-------- Records provided

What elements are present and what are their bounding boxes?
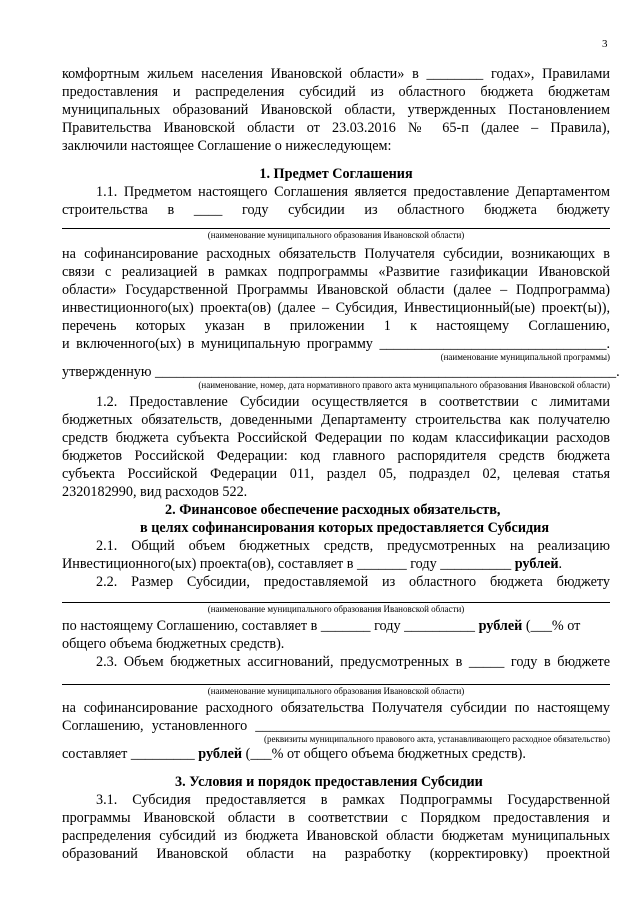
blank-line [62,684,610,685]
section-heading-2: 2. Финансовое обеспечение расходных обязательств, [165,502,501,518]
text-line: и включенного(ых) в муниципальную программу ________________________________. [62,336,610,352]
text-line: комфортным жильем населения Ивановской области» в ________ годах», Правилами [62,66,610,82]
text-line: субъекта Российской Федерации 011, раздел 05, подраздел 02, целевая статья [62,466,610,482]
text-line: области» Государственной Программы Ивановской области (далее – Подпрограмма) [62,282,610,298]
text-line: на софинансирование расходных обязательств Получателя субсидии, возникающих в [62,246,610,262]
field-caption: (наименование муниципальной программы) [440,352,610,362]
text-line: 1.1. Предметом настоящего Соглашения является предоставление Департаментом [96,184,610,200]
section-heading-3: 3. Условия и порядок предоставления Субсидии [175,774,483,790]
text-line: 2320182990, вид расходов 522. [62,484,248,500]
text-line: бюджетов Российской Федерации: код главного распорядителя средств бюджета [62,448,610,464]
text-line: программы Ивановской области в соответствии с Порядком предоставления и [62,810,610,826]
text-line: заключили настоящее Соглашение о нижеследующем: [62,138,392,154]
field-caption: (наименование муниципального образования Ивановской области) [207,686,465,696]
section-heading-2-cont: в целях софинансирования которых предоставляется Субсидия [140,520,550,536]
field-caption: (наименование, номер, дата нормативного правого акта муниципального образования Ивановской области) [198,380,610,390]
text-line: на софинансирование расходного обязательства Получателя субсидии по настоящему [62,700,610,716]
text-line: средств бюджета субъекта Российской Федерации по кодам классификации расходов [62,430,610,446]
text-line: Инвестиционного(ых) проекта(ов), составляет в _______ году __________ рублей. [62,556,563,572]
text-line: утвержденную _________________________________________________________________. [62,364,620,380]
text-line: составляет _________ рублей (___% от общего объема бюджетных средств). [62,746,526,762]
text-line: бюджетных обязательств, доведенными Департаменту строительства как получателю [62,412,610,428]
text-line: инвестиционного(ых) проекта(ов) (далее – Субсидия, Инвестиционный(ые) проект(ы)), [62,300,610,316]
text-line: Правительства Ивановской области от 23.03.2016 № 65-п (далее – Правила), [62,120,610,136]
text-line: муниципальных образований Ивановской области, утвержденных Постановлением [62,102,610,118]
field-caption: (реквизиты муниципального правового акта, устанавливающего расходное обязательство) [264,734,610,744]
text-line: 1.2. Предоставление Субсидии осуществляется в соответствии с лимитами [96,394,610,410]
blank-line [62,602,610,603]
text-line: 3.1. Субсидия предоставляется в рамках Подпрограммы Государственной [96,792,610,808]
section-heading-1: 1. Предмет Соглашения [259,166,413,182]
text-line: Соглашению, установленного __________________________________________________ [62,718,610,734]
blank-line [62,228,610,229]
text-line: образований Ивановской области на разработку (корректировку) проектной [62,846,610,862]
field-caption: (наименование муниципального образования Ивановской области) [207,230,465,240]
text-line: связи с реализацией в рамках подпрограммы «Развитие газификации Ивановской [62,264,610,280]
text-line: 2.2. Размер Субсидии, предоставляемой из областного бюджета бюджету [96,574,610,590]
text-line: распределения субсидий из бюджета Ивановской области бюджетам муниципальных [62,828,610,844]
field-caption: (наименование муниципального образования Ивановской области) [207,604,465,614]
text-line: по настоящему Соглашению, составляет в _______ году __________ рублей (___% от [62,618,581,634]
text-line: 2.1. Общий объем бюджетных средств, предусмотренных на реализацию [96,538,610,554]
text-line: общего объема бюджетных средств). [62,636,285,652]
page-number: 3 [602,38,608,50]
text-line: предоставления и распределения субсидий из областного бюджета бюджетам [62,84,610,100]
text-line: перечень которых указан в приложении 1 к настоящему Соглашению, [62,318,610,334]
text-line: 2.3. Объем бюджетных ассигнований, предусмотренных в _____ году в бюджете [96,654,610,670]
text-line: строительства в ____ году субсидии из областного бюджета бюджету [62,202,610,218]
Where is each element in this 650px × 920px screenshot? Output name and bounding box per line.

----------------
-------- Records provided

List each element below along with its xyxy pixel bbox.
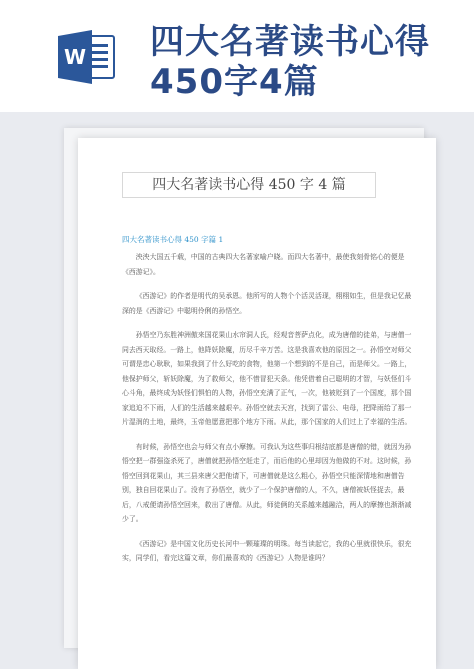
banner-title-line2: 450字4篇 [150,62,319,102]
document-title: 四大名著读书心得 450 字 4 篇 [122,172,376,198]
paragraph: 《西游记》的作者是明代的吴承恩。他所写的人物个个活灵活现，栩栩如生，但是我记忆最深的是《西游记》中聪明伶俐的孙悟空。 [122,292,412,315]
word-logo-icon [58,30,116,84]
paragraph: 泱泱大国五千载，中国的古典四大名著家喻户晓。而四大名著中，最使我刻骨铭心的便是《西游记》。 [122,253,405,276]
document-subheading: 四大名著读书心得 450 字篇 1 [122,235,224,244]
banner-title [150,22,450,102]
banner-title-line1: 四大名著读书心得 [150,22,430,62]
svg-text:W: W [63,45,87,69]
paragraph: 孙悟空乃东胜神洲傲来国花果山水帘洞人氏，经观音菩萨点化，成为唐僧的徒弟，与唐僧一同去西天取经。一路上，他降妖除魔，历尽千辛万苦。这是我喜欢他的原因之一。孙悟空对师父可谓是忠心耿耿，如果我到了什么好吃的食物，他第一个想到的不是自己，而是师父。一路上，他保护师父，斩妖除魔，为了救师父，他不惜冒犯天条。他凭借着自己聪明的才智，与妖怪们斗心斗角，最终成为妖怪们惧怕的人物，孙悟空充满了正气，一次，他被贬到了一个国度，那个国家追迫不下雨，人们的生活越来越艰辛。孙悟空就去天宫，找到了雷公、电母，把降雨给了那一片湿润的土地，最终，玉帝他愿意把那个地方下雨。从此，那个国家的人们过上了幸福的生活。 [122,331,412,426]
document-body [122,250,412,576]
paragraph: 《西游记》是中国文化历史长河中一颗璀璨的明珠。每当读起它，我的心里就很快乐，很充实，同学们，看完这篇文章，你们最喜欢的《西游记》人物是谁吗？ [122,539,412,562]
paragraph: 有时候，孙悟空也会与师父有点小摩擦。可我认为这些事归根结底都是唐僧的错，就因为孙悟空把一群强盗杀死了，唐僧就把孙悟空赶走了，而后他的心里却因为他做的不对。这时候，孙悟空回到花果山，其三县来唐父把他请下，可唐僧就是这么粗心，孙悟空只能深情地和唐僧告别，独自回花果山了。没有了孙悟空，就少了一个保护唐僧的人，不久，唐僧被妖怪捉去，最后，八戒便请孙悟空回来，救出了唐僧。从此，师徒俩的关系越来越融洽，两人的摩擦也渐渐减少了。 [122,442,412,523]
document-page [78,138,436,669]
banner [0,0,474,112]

----------------
-------- Records provided

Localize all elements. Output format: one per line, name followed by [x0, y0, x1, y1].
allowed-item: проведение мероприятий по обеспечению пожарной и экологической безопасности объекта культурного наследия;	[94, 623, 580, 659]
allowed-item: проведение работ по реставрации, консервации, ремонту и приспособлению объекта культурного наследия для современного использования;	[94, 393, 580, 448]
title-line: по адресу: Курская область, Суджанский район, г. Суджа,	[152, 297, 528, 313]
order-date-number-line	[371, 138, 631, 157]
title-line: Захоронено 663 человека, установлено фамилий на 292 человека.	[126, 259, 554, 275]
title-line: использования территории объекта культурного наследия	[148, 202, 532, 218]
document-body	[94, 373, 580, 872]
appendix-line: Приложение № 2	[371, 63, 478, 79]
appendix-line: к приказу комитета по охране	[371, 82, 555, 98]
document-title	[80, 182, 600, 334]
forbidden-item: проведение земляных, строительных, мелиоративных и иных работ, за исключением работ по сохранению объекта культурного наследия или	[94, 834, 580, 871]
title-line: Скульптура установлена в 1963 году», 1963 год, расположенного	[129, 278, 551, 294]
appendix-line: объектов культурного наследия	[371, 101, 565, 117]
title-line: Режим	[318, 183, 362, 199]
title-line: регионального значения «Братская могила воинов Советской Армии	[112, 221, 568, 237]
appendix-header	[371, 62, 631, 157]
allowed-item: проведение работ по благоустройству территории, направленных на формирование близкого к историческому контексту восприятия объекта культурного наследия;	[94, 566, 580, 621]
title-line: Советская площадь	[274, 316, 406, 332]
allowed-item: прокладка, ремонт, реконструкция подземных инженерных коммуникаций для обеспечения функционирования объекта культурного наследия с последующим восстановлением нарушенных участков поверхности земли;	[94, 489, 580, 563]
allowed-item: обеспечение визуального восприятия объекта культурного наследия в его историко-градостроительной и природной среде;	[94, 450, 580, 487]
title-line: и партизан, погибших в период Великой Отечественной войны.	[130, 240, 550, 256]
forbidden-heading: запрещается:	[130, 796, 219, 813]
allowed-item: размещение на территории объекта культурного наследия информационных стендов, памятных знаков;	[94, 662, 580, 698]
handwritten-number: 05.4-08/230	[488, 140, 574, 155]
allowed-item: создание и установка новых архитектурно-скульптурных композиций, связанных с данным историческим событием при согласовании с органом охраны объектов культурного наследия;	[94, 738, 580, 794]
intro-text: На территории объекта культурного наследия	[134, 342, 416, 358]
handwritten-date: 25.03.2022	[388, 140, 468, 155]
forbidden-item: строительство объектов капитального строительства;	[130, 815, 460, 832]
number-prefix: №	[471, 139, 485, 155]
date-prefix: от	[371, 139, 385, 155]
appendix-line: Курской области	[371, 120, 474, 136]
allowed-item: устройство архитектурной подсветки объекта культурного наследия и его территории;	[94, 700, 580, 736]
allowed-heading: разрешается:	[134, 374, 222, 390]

----------------

Aim
Reproduce word for word the rows starting with the line that contains "banner-title-line2: 450字4篇 [150,62,319,102]" and ending with the line that contains "banner [0,0,474,112]", including both of those lines.

Final result
banner-title-line2: 450字4篇 [150,62,319,102]
document-title: 四大名著读书心得 450 字 4 篇 [122,172,376,198]
paragraph: 《西游记》的作者是明代的吴承恩。他所写的人物个个活灵活现，栩栩如生，但是我记忆最深的是《西游记》中聪明伶俐的孙悟空。 [122,292,412,315]
word-logo-icon [58,30,116,84]
paragraph: 泱泱大国五千载，中国的古典四大名著家喻户晓。而四大名著中，最使我刻骨铭心的便是《西游记》。 [122,253,405,276]
document-subheading: 四大名著读书心得 450 字篇 1 [122,235,224,244]
banner-title [150,22,450,102]
banner-title-line1: 四大名著读书心得 [150,22,430,62]
svg-text:W: W [63,45,87,69]
paragraph: 孙悟空乃东胜神洲傲来国花果山水帘洞人氏，经观音菩萨点化，成为唐僧的徒弟，与唐僧一同去西天取经。一路上，他降妖除魔，历尽千辛万苦。这是我喜欢他的原因之一。孙悟空对师父可谓是忠心耿耿，如果我到了什么好吃的食物，他第一个想到的不是自己，而是师父。一路上，他保护师父，斩妖除魔，为了救师父，他不惜冒犯天条。他凭借着自己聪明的才智，与妖怪们斗心斗角，最终成为妖怪们惧怕的人物，孙悟空充满了正气，一次，他被贬到了一个国度，那个国家追迫不下雨，人们的生活越来越艰辛。孙悟空就去天宫，找到了雷公、电母，把降雨给了那一片湿润的土地，最终，玉帝他愿意把那个地方下雨。从此，那个国家的人们过上了幸福的生活。 [122,331,412,426]
document-body [122,250,412,576]
paragraph: 《西游记》是中国文化历史长河中一颗璀璨的明珠。每当读起它，我的心里就很快乐，很充实，同学们，看完这篇文章，你们最喜欢的《西游记》人物是谁吗？ [122,539,412,562]
paragraph: 有时候，孙悟空也会与师父有点小摩擦。可我认为这些事归根结底都是唐僧的错，就因为孙悟空把一群强盗杀死了，唐僧就把孙悟空赶走了，而后他的心里却因为他做的不对。这时候，孙悟空回到花果山，其三县来唐父把他请下，可唐僧就是这么粗心，孙悟空只能深情地和唐僧告别，独自回花果山了。没有了孙悟空，就少了一个保护唐僧的人，不久，唐僧被妖怪捉去，最后，八戒便请孙悟空回来，救出了唐僧。从此，师徒俩的关系越来越融洽，两人的摩擦也渐渐减少了。 [122,442,412,523]
document-page [78,138,436,669]
banner [0,0,474,112]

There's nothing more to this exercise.